• **WHAT YOU SHOULD DO**
In the entries that follow, count each line containing "camera" and state the total, nothing more.

• **Dataset excerpts**
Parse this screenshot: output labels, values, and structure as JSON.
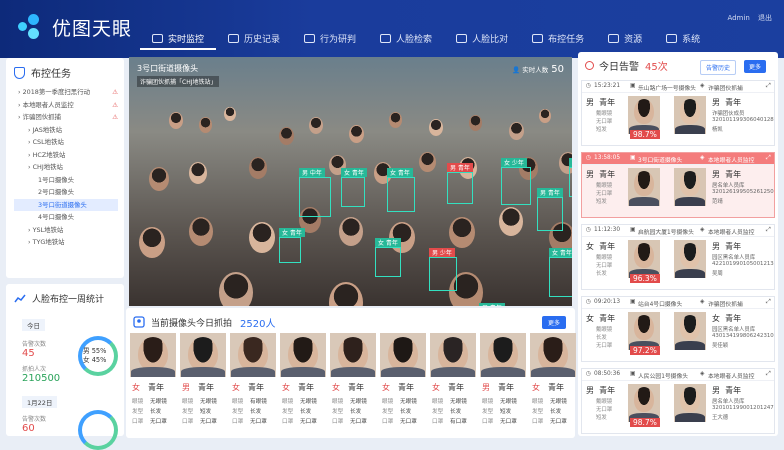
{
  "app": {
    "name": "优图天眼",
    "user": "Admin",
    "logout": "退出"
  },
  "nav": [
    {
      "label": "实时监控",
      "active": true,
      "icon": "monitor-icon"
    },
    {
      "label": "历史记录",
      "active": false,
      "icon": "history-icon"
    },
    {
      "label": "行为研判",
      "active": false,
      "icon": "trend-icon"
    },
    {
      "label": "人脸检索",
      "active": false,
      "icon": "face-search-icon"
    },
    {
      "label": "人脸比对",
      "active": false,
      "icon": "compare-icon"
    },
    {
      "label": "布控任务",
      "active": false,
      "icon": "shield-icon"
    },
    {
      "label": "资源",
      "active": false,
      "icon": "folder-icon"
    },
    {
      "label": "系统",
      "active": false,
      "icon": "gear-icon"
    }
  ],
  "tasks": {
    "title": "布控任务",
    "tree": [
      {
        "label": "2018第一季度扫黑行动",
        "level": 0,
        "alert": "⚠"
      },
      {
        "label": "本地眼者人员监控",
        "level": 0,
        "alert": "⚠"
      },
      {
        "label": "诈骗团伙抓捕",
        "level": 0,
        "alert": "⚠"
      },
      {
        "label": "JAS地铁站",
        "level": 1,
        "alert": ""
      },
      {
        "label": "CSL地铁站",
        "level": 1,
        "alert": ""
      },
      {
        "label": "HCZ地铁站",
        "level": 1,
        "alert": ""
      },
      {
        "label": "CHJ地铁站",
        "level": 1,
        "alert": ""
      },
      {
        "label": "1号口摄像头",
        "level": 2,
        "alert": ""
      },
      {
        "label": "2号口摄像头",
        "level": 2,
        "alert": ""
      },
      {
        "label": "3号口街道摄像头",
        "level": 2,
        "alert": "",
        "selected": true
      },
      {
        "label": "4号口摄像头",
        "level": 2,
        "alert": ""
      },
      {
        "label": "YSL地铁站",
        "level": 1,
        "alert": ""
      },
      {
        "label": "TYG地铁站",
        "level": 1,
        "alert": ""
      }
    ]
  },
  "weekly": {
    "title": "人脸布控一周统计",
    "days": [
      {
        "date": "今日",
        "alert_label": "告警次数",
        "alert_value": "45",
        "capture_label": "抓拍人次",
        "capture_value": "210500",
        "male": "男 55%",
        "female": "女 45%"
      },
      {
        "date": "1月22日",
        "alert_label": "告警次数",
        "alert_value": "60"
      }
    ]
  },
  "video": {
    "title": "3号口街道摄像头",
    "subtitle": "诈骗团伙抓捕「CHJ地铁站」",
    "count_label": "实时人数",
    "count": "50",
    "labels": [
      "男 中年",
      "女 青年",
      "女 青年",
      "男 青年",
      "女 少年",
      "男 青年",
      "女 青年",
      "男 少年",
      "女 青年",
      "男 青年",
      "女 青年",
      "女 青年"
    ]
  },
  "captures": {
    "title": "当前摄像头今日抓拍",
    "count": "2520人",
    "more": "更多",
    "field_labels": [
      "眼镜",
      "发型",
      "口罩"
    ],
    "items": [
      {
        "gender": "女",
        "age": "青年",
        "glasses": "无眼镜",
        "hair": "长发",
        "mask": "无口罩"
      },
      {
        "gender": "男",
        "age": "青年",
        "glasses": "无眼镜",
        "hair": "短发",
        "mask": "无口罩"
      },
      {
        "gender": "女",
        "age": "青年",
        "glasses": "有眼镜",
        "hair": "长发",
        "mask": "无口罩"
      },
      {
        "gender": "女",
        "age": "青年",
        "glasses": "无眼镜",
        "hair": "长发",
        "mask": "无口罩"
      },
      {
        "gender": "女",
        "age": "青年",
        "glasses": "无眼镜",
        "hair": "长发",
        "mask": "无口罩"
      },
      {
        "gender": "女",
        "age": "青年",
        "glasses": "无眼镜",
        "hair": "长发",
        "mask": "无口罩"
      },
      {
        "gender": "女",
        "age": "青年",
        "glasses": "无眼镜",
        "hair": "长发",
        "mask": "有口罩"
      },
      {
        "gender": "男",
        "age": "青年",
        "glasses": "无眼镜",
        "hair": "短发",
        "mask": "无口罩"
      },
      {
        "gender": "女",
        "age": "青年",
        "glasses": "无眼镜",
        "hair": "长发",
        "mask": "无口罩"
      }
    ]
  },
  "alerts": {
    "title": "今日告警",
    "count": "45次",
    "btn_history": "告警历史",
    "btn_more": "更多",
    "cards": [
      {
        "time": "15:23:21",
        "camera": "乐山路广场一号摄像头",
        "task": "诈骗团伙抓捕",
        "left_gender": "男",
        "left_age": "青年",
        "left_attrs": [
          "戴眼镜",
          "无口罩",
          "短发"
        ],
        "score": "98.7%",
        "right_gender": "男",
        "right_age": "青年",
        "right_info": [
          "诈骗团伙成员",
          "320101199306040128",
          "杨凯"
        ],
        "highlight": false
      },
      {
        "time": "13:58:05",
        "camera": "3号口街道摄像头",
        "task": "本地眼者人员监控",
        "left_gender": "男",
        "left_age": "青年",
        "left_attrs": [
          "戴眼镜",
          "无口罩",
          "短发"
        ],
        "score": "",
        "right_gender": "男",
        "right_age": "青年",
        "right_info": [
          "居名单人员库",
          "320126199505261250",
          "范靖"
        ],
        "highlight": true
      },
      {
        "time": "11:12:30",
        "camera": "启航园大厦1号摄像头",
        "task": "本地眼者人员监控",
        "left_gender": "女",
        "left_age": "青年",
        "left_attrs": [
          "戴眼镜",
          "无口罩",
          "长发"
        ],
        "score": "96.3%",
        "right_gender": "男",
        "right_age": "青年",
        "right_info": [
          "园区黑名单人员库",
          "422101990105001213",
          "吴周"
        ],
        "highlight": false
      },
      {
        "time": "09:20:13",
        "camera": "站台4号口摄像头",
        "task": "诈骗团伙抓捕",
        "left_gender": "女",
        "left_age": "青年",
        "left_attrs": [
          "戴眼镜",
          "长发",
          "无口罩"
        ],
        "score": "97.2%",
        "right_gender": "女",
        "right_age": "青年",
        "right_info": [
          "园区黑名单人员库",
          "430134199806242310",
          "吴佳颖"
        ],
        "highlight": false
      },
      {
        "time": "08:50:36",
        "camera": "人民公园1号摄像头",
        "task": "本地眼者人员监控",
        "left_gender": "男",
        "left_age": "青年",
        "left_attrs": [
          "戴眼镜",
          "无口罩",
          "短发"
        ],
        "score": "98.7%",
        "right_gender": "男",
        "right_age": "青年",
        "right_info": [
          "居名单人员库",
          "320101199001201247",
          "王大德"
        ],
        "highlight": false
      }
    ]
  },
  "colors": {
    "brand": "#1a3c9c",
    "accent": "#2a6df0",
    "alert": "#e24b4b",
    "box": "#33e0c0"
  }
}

...

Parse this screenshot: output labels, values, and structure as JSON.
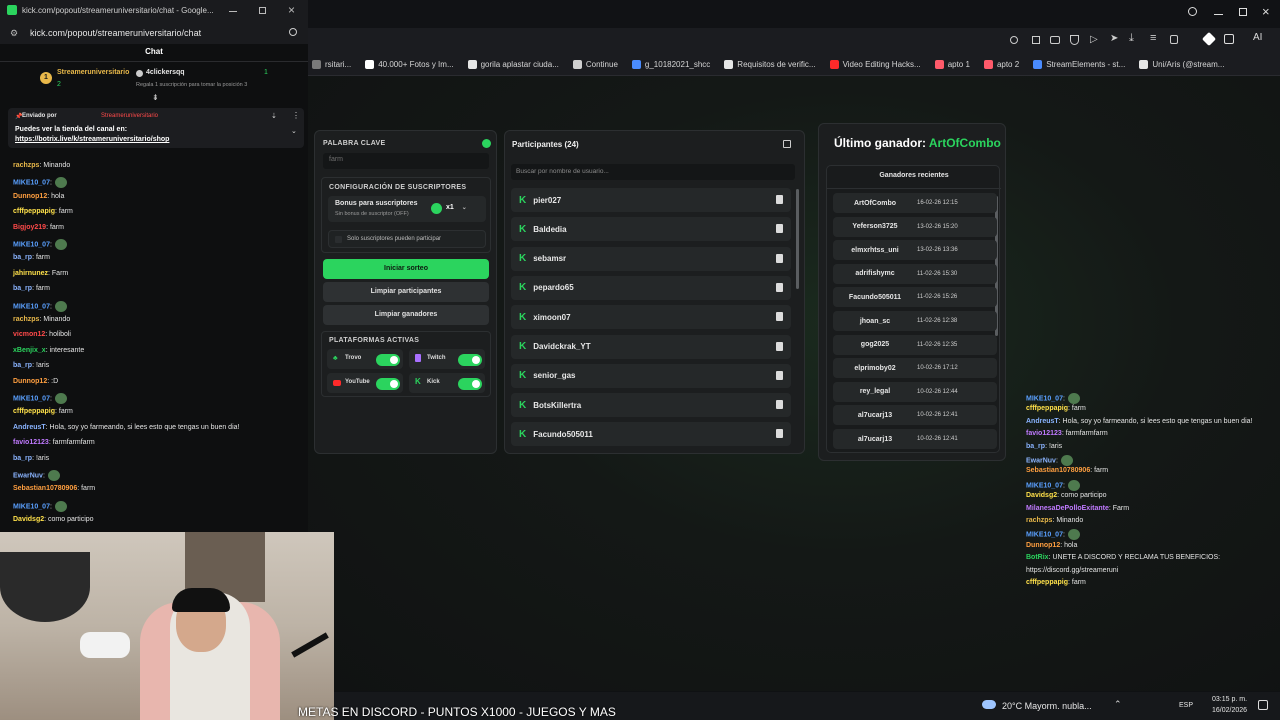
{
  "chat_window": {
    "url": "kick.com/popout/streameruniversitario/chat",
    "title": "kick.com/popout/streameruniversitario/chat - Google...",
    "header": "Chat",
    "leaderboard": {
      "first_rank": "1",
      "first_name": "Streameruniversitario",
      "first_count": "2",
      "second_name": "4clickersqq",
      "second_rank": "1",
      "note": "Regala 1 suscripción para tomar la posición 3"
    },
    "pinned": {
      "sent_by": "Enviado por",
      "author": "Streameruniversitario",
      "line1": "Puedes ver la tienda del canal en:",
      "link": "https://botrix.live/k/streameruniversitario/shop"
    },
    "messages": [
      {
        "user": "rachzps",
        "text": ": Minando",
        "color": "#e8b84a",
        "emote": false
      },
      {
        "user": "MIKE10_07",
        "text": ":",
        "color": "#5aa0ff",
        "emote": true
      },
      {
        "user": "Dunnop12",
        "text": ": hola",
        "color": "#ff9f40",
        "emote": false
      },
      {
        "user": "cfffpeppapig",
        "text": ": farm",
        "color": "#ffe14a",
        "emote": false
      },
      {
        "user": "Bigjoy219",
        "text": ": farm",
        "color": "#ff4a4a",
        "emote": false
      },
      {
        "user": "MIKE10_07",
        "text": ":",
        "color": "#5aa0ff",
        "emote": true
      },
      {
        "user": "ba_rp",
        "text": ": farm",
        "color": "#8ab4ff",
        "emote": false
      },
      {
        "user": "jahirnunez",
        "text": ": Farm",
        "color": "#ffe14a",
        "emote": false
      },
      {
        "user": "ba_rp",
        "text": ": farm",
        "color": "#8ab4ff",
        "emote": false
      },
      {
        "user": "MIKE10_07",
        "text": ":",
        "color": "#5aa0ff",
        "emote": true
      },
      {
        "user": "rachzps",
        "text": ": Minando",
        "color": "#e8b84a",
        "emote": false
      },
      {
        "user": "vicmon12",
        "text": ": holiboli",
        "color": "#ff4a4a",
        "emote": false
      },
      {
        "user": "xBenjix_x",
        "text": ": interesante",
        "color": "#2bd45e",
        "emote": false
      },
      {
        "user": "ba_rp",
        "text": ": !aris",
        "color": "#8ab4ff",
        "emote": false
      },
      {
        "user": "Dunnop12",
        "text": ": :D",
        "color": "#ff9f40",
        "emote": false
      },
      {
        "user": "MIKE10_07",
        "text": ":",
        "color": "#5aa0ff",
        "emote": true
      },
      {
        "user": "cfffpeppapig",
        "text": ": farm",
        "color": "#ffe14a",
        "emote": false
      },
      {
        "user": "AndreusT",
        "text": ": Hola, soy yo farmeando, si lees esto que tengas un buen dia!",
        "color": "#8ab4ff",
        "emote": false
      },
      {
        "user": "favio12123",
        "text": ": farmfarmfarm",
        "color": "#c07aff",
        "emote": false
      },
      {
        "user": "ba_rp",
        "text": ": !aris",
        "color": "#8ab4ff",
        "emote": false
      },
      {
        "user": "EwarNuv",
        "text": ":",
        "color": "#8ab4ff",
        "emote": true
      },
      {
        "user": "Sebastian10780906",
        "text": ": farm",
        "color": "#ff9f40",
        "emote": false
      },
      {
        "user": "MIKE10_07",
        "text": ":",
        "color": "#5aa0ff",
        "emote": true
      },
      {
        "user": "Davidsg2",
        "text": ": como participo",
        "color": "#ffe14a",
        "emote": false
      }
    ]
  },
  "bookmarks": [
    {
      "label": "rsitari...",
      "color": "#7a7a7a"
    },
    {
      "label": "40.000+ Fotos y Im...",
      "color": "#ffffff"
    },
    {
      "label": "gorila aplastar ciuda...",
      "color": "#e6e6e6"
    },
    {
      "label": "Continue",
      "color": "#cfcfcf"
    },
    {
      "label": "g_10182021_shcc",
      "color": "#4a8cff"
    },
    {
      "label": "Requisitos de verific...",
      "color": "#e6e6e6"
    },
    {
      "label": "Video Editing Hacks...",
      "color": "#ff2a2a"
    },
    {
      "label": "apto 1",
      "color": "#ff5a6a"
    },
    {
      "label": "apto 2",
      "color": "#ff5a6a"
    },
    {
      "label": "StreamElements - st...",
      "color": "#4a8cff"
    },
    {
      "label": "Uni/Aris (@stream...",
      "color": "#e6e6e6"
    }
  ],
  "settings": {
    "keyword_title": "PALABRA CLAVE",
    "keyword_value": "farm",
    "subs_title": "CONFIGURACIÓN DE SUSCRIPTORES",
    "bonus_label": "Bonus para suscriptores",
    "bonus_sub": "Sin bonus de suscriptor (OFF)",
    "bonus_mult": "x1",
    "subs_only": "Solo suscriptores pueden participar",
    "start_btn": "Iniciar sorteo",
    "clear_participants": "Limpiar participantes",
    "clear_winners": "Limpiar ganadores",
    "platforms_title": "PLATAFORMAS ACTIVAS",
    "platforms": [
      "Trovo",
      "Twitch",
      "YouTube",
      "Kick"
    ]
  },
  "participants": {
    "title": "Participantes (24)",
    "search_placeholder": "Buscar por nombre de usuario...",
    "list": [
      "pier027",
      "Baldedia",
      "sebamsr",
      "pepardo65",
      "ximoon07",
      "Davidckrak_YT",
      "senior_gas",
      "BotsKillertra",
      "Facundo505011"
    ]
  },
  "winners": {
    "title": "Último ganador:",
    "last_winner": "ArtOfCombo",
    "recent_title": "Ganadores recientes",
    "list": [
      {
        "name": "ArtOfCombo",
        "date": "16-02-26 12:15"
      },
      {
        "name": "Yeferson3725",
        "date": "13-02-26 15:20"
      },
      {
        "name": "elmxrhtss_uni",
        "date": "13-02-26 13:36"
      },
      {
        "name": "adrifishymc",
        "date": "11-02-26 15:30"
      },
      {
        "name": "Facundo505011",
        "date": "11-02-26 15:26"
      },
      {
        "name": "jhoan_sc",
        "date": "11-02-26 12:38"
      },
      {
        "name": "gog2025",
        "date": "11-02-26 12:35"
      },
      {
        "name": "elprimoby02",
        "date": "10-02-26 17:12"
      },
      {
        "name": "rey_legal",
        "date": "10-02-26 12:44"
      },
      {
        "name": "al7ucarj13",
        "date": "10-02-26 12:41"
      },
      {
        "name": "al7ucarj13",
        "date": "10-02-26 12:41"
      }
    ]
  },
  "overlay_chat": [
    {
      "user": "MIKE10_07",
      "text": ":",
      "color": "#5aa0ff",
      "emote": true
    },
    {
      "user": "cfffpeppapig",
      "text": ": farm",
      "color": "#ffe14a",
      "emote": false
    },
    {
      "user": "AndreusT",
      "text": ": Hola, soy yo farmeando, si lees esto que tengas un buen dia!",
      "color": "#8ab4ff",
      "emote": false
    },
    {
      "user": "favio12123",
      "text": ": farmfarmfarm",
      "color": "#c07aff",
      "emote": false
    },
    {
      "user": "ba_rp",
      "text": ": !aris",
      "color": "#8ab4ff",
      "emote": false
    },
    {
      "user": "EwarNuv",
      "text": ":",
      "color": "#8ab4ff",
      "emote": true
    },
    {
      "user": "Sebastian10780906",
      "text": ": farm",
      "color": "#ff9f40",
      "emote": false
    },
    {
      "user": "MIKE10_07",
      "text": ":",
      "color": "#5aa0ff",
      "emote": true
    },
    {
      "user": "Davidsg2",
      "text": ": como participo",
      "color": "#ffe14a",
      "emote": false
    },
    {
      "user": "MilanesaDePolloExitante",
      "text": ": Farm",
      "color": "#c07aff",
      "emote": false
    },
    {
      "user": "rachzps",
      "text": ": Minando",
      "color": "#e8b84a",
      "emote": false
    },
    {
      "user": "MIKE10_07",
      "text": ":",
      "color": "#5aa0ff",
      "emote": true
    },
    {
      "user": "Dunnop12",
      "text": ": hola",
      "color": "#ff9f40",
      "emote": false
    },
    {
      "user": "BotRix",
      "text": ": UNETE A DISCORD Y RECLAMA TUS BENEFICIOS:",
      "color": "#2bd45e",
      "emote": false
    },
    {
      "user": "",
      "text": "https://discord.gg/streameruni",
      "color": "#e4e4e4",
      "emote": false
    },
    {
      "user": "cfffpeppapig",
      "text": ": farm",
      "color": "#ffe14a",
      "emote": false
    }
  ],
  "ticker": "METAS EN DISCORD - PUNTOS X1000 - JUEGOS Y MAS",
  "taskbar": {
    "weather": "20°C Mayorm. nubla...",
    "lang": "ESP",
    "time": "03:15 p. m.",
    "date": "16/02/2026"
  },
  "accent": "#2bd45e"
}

• **SOLUTION FOR THIS PROBLEM**
5